Data extracted from a collection:
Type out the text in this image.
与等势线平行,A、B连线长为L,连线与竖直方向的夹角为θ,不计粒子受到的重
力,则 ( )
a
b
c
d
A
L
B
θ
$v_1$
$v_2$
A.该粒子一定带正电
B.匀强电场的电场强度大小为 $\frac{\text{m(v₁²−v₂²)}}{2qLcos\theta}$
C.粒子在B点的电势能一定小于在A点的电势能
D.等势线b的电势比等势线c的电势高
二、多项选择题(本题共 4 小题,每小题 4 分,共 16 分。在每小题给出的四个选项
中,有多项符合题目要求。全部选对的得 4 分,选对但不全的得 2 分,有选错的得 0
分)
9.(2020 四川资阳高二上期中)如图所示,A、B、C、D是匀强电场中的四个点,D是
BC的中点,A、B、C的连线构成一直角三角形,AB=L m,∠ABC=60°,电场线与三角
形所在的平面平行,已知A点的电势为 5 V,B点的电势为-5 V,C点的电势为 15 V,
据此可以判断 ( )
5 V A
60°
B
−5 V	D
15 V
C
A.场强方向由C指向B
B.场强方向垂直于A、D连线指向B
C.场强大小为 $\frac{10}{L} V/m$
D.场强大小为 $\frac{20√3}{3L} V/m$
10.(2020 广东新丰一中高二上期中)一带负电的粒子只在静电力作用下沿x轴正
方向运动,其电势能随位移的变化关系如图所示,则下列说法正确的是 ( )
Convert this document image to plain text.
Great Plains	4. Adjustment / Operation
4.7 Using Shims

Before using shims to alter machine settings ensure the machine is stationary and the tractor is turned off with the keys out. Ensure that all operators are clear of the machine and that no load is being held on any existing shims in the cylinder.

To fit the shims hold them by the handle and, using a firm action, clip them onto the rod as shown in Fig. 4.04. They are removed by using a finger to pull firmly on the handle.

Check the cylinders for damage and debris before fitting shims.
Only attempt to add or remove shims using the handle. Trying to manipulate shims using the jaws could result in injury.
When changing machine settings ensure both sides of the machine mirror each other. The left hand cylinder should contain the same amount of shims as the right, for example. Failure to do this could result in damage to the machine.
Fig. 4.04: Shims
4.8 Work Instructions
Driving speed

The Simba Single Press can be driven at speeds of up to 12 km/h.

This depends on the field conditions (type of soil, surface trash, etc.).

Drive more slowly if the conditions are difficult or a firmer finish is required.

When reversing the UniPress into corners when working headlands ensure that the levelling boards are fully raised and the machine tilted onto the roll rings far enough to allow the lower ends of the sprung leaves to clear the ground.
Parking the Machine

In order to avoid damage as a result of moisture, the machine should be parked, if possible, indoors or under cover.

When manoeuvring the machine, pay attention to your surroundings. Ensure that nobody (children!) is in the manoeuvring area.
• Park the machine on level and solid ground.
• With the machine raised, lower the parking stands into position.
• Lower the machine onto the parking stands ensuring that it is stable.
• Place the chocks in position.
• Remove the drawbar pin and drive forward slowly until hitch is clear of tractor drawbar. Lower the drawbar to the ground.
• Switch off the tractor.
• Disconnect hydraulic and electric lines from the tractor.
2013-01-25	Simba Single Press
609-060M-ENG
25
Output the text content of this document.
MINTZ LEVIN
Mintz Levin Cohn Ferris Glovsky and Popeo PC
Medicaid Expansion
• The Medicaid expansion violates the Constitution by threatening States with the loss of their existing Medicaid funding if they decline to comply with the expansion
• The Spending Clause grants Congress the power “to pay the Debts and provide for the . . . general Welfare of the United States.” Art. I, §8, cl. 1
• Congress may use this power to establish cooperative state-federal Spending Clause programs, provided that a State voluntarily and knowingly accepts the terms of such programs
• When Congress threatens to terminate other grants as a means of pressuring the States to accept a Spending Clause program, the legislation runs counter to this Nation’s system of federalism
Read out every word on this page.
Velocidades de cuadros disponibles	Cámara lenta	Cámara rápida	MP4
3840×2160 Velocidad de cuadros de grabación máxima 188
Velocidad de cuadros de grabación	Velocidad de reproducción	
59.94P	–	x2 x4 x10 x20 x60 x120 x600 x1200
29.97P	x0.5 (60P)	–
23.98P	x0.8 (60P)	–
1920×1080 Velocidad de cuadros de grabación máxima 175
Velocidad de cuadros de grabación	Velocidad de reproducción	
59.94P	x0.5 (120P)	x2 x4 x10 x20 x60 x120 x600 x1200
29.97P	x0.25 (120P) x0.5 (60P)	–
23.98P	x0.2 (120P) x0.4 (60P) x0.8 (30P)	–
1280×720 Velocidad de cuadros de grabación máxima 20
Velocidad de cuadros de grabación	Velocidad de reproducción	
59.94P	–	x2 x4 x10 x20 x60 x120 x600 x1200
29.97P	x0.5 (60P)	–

▸ **To do**:
Exactly reproduce every line of the records.

▸ **Full solution**:
Type out the text in this image.
与等势线平行,A、B连线长为L,连线与竖直方向的夹角为θ,不计粒子受到的重
力,则 ( )
a
b
c
d
A
L
B
θ
$v_1$
$v_2$
A.该粒子一定带正电
B.匀强电场的电场强度大小为 $\frac{\text{m(v₁²−v₂²)}}{2qLcos\theta}$
C.粒子在B点的电势能一定小于在A点的电势能
D.等势线b的电势比等势线c的电势高
二、多项选择题(本题共 4 小题,每小题 4 分,共 16 分。在每小题给出的四个选项
中,有多项符合题目要求。全部选对的得 4 分,选对但不全的得 2 分,有选错的得 0
分)
9.(2020 四川资阳高二上期中)如图所示,A、B、C、D是匀强电场中的四个点,D是
BC的中点,A、B、C的连线构成一直角三角形,AB=L m,∠ABC=60°,电场线与三角
形所在的平面平行,已知A点的电势为 5 V,B点的电势为-5 V,C点的电势为 15 V,
据此可以判断 ( )
5 V A
60°
B
−5 V	D
15 V
C
A.场强方向由C指向B
B.场强方向垂直于A、D连线指向B
C.场强大小为 $\frac{10}{L} V/m$
D.场强大小为 $\frac{20√3}{3L} V/m$
10.(2020 广东新丰一中高二上期中)一带负电的粒子只在静电力作用下沿x轴正
方向运动,其电势能随位移的变化关系如图所示,则下列说法正确的是 ( )
Convert this document image to plain text.
Great Plains	4. Adjustment / Operation
4.7 Using Shims

Before using shims to alter machine settings ensure the machine is stationary and the tractor is turned off with the keys out. Ensure that all operators are clear of the machine and that no load is being held on any existing shims in the cylinder.

To fit the shims hold them by the handle and, using a firm action, clip them onto the rod as shown in Fig. 4.04. They are removed by using a finger to pull firmly on the handle.

Check the cylinders for damage and debris before fitting shims.
Only attempt to add or remove shims using the handle. Trying to manipulate shims using the jaws could result in injury.
When changing machine settings ensure both sides of the machine mirror each other. The left hand cylinder should contain the same amount of shims as the right, for example. Failure to do this could result in damage to the machine.
Fig. 4.04: Shims
4.8 Work Instructions
Driving speed

The Simba Single Press can be driven at speeds of up to 12 km/h.

This depends on the field conditions (type of soil, surface trash, etc.).

Drive more slowly if the conditions are difficult or a firmer finish is required.

When reversing the UniPress into corners when working headlands ensure that the levelling boards are fully raised and the machine tilted onto the roll rings far enough to allow the lower ends of the sprung leaves to clear the ground.
Parking the Machine

In order to avoid damage as a result of moisture, the machine should be parked, if possible, indoors or under cover.

When manoeuvring the machine, pay attention to your surroundings. Ensure that nobody (children!) is in the manoeuvring area.
• Park the machine on level and solid ground.
• With the machine raised, lower the parking stands into position.
• Lower the machine onto the parking stands ensuring that it is stable.
• Place the chocks in position.
• Remove the drawbar pin and drive forward slowly until hitch is clear of tractor drawbar. Lower the drawbar to the ground.
• Switch off the tractor.
• Disconnect hydraulic and electric lines from the tractor.
2013-01-25	Simba Single Press
609-060M-ENG
25
Output the text content of this document.
MINTZ LEVIN
Mintz Levin Cohn Ferris Glovsky and Popeo PC
Medicaid Expansion
• The Medicaid expansion violates the Constitution by threatening States with the loss of their existing Medicaid funding if they decline to comply with the expansion
• The Spending Clause grants Congress the power “to pay the Debts and provide for the . . . general Welfare of the United States.” Art. I, §8, cl. 1
• Congress may use this power to establish cooperative state-federal Spending Clause programs, provided that a State voluntarily and knowingly accepts the terms of such programs
• When Congress threatens to terminate other grants as a means of pressuring the States to accept a Spending Clause program, the legislation runs counter to this Nation’s system of federalism
Read out every word on this page.
Velocidades de cuadros disponibles	Cámara lenta	Cámara rápida	MP4
3840×2160 Velocidad de cuadros de grabación máxima 188
Velocidad de cuadros de grabación	Velocidad de reproducción	
59.94P	–	x2 x4 x10 x20 x60 x120 x600 x1200
29.97P	x0.5 (60P)	–
23.98P	x0.8 (60P)	–
1920×1080 Velocidad de cuadros de grabación máxima 175
Velocidad de cuadros de grabación	Velocidad de reproducción	
59.94P	x0.5 (120P)	x2 x4 x10 x20 x60 x120 x600 x1200
29.97P	x0.25 (120P) x0.5 (60P)	–
23.98P	x0.2 (120P) x0.4 (60P) x0.8 (30P)	–
1280×720 Velocidad de cuadros de grabación máxima 20
Velocidad de cuadros de grabación	Velocidad de reproducción	
59.94P	–	x2 x4 x10 x20 x60 x120 x600 x1200
29.97P	x0.5 (60P)	–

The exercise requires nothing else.